◆ Records supplied:
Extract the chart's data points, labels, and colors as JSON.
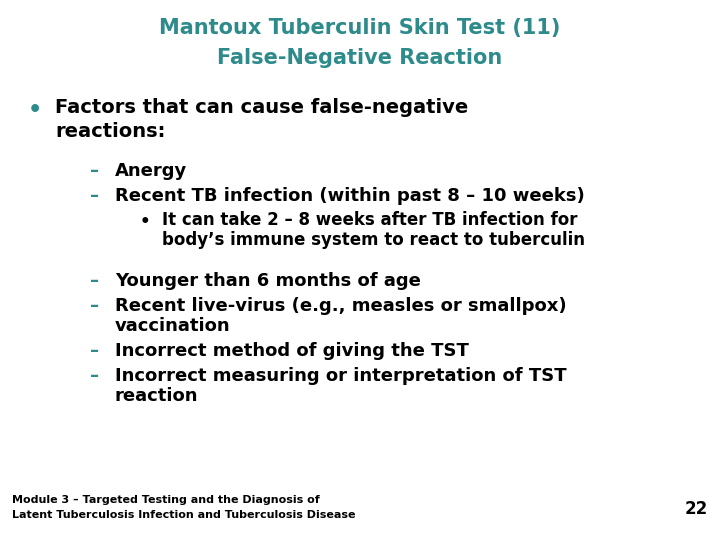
{
  "title_line1": "Mantoux Tuberculin Skin Test (11)",
  "title_line2": "False-Negative Reaction",
  "title_color": "#2E8B8B",
  "bg_color": "#FFFFFF",
  "black": "#000000",
  "teal": "#2E8B8B",
  "bullet1_line1": "Factors that can cause false-negative",
  "bullet1_line2": "reactions:",
  "dash1": "Anergy",
  "dash2": "Recent TB infection (within past 8 – 10 weeks)",
  "sub1_line1": "It can take 2 – 8 weeks after TB infection for",
  "sub1_line2": "body’s immune system to react to tuberculin",
  "dash3": "Younger than 6 months of age",
  "dash4_line1": "Recent live-virus (e.g., measles or smallpox)",
  "dash4_line2": "vaccination",
  "dash5": "Incorrect method of giving the TST",
  "dash6_line1": "Incorrect measuring or interpretation of TST",
  "dash6_line2": "reaction",
  "footer_line1": "Module 3 – Targeted Testing and the Diagnosis of",
  "footer_line2": "Latent Tuberculosis Infection and Tuberculosis Disease",
  "page_number": "22",
  "title_fontsize": 15,
  "bullet_fontsize": 14,
  "dash_fontsize": 13,
  "sub_fontsize": 12,
  "footer_fontsize": 8,
  "page_fontsize": 12
}
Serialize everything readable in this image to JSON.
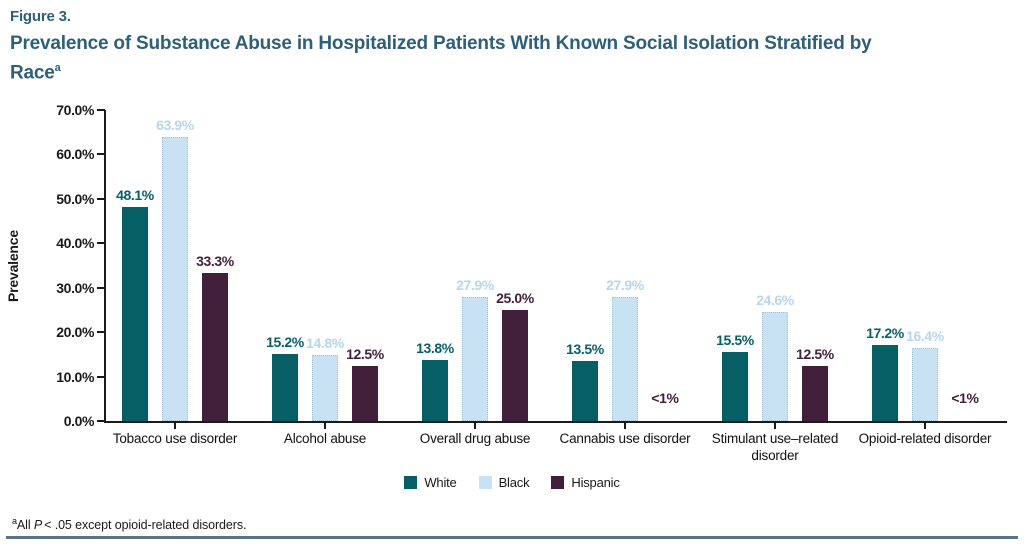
{
  "header": {
    "figure_label": "Figure 3.",
    "title_line1": "Prevalence of Substance Abuse in Hospitalized Patients With Known Social Isolation Stratified by",
    "title_line2": "Race",
    "title_superscript": "a",
    "title_color": "#2e5f7a"
  },
  "chart_data": {
    "type": "bar",
    "title": "Prevalence of Substance Abuse in Hospitalized Patients With Known Social Isolation Stratified by Race",
    "xlabel": "",
    "ylabel": "Prevalence",
    "ylim": [
      0,
      70
    ],
    "yticks": [
      "0.0%",
      "10.0%",
      "20.0%",
      "30.0%",
      "40.0%",
      "50.0%",
      "60.0%",
      "70.0%"
    ],
    "grid": false,
    "legend_position": "bottom-center",
    "categories": [
      "Tobacco use disorder",
      "Alcohol abuse",
      "Overall drug abuse",
      "Cannabis use disorder",
      "Stimulant use–related disorder",
      "Opioid-related disorder"
    ],
    "series": [
      {
        "name": "White",
        "color": "#075f66",
        "label_color": "#075f66",
        "values": [
          48.1,
          15.2,
          13.8,
          13.5,
          15.5,
          17.2
        ],
        "labels": [
          "48.1%",
          "15.2%",
          "13.8%",
          "13.5%",
          "15.5%",
          "17.2%"
        ]
      },
      {
        "name": "Black",
        "color": "#c9e2f3",
        "label_color": "#b5d7ec",
        "values": [
          63.9,
          14.8,
          27.9,
          27.9,
          24.6,
          16.4
        ],
        "labels": [
          "63.9%",
          "14.8%",
          "27.9%",
          "27.9%",
          "24.6%",
          "16.4%"
        ]
      },
      {
        "name": "Hispanic",
        "color": "#421f3b",
        "label_color": "#421f3b",
        "values": [
          33.3,
          12.5,
          25.0,
          0,
          12.5,
          0
        ],
        "labels": [
          "33.3%",
          "12.5%",
          "25.0%",
          "<1%",
          "12.5%",
          "<1%"
        ]
      }
    ]
  },
  "footnote": {
    "superscript": "a",
    "prefix": "All ",
    "italic_p": "P",
    "suffix": "< .05 except opioid-related disorders."
  }
}
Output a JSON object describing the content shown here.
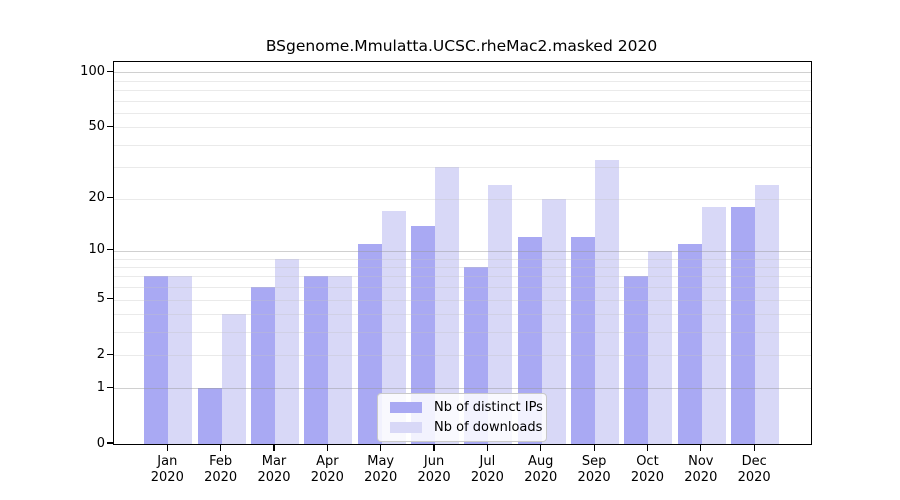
{
  "chart_data": {
    "type": "bar",
    "title": "BSgenome.Mmulatta.UCSC.rheMac2.masked 2020",
    "categories": [
      "Jan",
      "Feb",
      "Mar",
      "Apr",
      "May",
      "Jun",
      "Jul",
      "Aug",
      "Sep",
      "Oct",
      "Nov",
      "Dec"
    ],
    "x_tick_second_line": "2020",
    "series": [
      {
        "name": "Nb of distinct IPs",
        "color": "#a9a9f3",
        "values": [
          7,
          1,
          6,
          7,
          11,
          14,
          8,
          12,
          12,
          7,
          11,
          18
        ]
      },
      {
        "name": "Nb of downloads",
        "color": "#d8d8f7",
        "values": [
          7,
          4,
          9,
          7,
          17,
          30,
          24,
          20,
          33,
          10,
          18,
          24
        ]
      }
    ],
    "y_axis": {
      "scale": "log10(1+v)",
      "ticks": [
        0,
        1,
        2,
        5,
        10,
        20,
        50,
        100
      ],
      "min": 0,
      "max": 100
    },
    "grid": {
      "on": true,
      "major_values": [
        1,
        10,
        100
      ],
      "minor_values": [
        2,
        3,
        4,
        5,
        6,
        7,
        8,
        9,
        20,
        30,
        40,
        50,
        60,
        70,
        80,
        90
      ],
      "major_color": "rgba(150,150,150,0.45)",
      "minor_color": "rgba(195,195,195,0.35)"
    },
    "legend": {
      "position": "inside-bottom-center",
      "entries": [
        "Nb of distinct IPs",
        "Nb of downloads"
      ]
    },
    "xlabel": "",
    "ylabel": ""
  }
}
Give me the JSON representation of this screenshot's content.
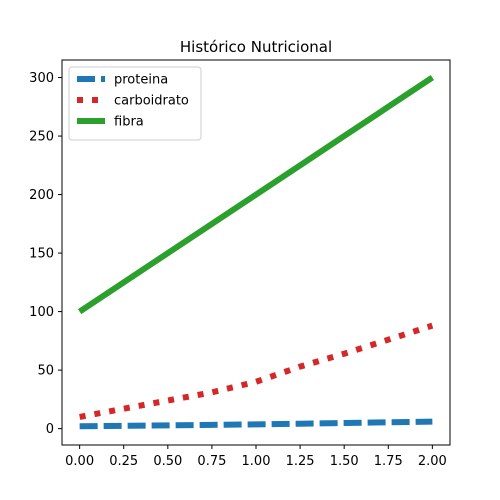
{
  "chart_data": {
    "type": "line",
    "title": "Histórico Nutricional",
    "xlabel": "",
    "ylabel": "",
    "xlim": [
      -0.1,
      2.1
    ],
    "ylim": [
      -14,
      315
    ],
    "x_ticks": [
      "0.00",
      "0.25",
      "0.50",
      "0.75",
      "1.00",
      "1.25",
      "1.50",
      "1.75",
      "2.00"
    ],
    "y_ticks": [
      "0",
      "50",
      "100",
      "150",
      "200",
      "250",
      "300"
    ],
    "grid": false,
    "legend_position": "top-left",
    "x": [
      0.0,
      0.25,
      0.5,
      0.75,
      1.0,
      1.25,
      1.5,
      1.75,
      2.0
    ],
    "series": [
      {
        "name": "proteina",
        "color": "#1f77b4",
        "style": "dashed",
        "values": [
          2,
          2.4,
          2.8,
          3.2,
          3.6,
          4.2,
          4.8,
          5.4,
          6
        ]
      },
      {
        "name": "carboidrato",
        "color": "#d62728",
        "style": "dotted",
        "values": [
          10,
          17,
          24,
          31,
          40,
          53,
          64,
          76,
          88
        ]
      },
      {
        "name": "fibra",
        "color": "#2ca02c",
        "style": "solid",
        "values": [
          100,
          125,
          150,
          175,
          200,
          225,
          250,
          275,
          300
        ]
      }
    ]
  }
}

◆ Activity: Copy all of the entries verbatim, leaving out any pictures they contain.

◆ Final answer:
Extract the chart's data points, labels, and colors as JSON.
{
  "title_line1": "Mantoux Tuberculin Skin Test (11)",
  "title_line2": "False-Negative Reaction",
  "title_color": "#2E8B8B",
  "bg_color": "#FFFFFF",
  "black": "#000000",
  "teal": "#2E8B8B",
  "bullet1_line1": "Factors that can cause false-negative",
  "bullet1_line2": "reactions:",
  "dash1": "Anergy",
  "dash2": "Recent TB infection (within past 8 – 10 weeks)",
  "sub1_line1": "It can take 2 – 8 weeks after TB infection for",
  "sub1_line2": "body’s immune system to react to tuberculin",
  "dash3": "Younger than 6 months of age",
  "dash4_line1": "Recent live-virus (e.g., measles or smallpox)",
  "dash4_line2": "vaccination",
  "dash5": "Incorrect method of giving the TST",
  "dash6_line1": "Incorrect measuring or interpretation of TST",
  "dash6_line2": "reaction",
  "footer_line1": "Module 3 – Targeted Testing and the Diagnosis of",
  "footer_line2": "Latent Tuberculosis Infection and Tuberculosis Disease",
  "page_number": "22",
  "title_fontsize": 15,
  "bullet_fontsize": 14,
  "dash_fontsize": 13,
  "sub_fontsize": 12,
  "footer_fontsize": 8,
  "page_fontsize": 12
}
Serialize everything readable in this image to JSON.
{
  "header": {
    "figure_label": "Figure 3.",
    "title_line1": "Prevalence of Substance Abuse in Hospitalized Patients With Known Social Isolation Stratified by",
    "title_line2": "Race",
    "title_superscript": "a",
    "title_color": "#2e5f7a"
  },
  "chart_data": {
    "type": "bar",
    "title": "Prevalence of Substance Abuse in Hospitalized Patients With Known Social Isolation Stratified by Race",
    "xlabel": "",
    "ylabel": "Prevalence",
    "ylim": [
      0,
      70
    ],
    "yticks": [
      "0.0%",
      "10.0%",
      "20.0%",
      "30.0%",
      "40.0%",
      "50.0%",
      "60.0%",
      "70.0%"
    ],
    "grid": false,
    "legend_position": "bottom-center",
    "categories": [
      "Tobacco use disorder",
      "Alcohol abuse",
      "Overall drug abuse",
      "Cannabis use disorder",
      "Stimulant use–related disorder",
      "Opioid-related disorder"
    ],
    "series": [
      {
        "name": "White",
        "color": "#075f66",
        "label_color": "#075f66",
        "values": [
          48.1,
          15.2,
          13.8,
          13.5,
          15.5,
          17.2
        ],
        "labels": [
          "48.1%",
          "15.2%",
          "13.8%",
          "13.5%",
          "15.5%",
          "17.2%"
        ]
      },
      {
        "name": "Black",
        "color": "#c9e2f3",
        "label_color": "#b5d7ec",
        "values": [
          63.9,
          14.8,
          27.9,
          27.9,
          24.6,
          16.4
        ],
        "labels": [
          "63.9%",
          "14.8%",
          "27.9%",
          "27.9%",
          "24.6%",
          "16.4%"
        ]
      },
      {
        "name": "Hispanic",
        "color": "#421f3b",
        "label_color": "#421f3b",
        "values": [
          33.3,
          12.5,
          25.0,
          0,
          12.5,
          0
        ],
        "labels": [
          "33.3%",
          "12.5%",
          "25.0%",
          "<1%",
          "12.5%",
          "<1%"
        ]
      }
    ]
  },
  "footnote": {
    "superscript": "a",
    "prefix": "All ",
    "italic_p": "P",
    "suffix": "< .05 except opioid-related disorders."
  }
}
Output a JSON object describing the content shown here.
{
  "chart_data": {
    "type": "bar",
    "title": "BSgenome.Mmulatta.UCSC.rheMac2.masked 2020",
    "categories": [
      "Jan",
      "Feb",
      "Mar",
      "Apr",
      "May",
      "Jun",
      "Jul",
      "Aug",
      "Sep",
      "Oct",
      "Nov",
      "Dec"
    ],
    "x_tick_second_line": "2020",
    "series": [
      {
        "name": "Nb of distinct IPs",
        "color": "#a9a9f3",
        "values": [
          7,
          1,
          6,
          7,
          11,
          14,
          8,
          12,
          12,
          7,
          11,
          18
        ]
      },
      {
        "name": "Nb of downloads",
        "color": "#d8d8f7",
        "values": [
          7,
          4,
          9,
          7,
          17,
          30,
          24,
          20,
          33,
          10,
          18,
          24
        ]
      }
    ],
    "y_axis": {
      "scale": "log10(1+v)",
      "ticks": [
        0,
        1,
        2,
        5,
        10,
        20,
        50,
        100
      ],
      "min": 0,
      "max": 100
    },
    "grid": {
      "on": true,
      "major_values": [
        1,
        10,
        100
      ],
      "minor_values": [
        2,
        3,
        4,
        5,
        6,
        7,
        8,
        9,
        20,
        30,
        40,
        50,
        60,
        70,
        80,
        90
      ],
      "major_color": "rgba(150,150,150,0.45)",
      "minor_color": "rgba(195,195,195,0.35)"
    },
    "legend": {
      "position": "inside-bottom-center",
      "entries": [
        "Nb of distinct IPs",
        "Nb of downloads"
      ]
    },
    "xlabel": "",
    "ylabel": ""
  }
}
Give me the JSON representation of this screenshot's content.
{
  "chart_data": {
    "type": "line",
    "title": "Histórico Nutricional",
    "xlabel": "",
    "ylabel": "",
    "xlim": [
      -0.1,
      2.1
    ],
    "ylim": [
      -14,
      315
    ],
    "x_ticks": [
      "0.00",
      "0.25",
      "0.50",
      "0.75",
      "1.00",
      "1.25",
      "1.50",
      "1.75",
      "2.00"
    ],
    "y_ticks": [
      "0",
      "50",
      "100",
      "150",
      "200",
      "250",
      "300"
    ],
    "grid": false,
    "legend_position": "top-left",
    "x": [
      0.0,
      0.25,
      0.5,
      0.75,
      1.0,
      1.25,
      1.5,
      1.75,
      2.0
    ],
    "series": [
      {
        "name": "proteina",
        "color": "#1f77b4",
        "style": "dashed",
        "values": [
          2,
          2.4,
          2.8,
          3.2,
          3.6,
          4.2,
          4.8,
          5.4,
          6
        ]
      },
      {
        "name": "carboidrato",
        "color": "#d62728",
        "style": "dotted",
        "values": [
          10,
          17,
          24,
          31,
          40,
          53,
          64,
          76,
          88
        ]
      },
      {
        "name": "fibra",
        "color": "#2ca02c",
        "style": "solid",
        "values": [
          100,
          125,
          150,
          175,
          200,
          225,
          250,
          275,
          300
        ]
      }
    ]
  }
}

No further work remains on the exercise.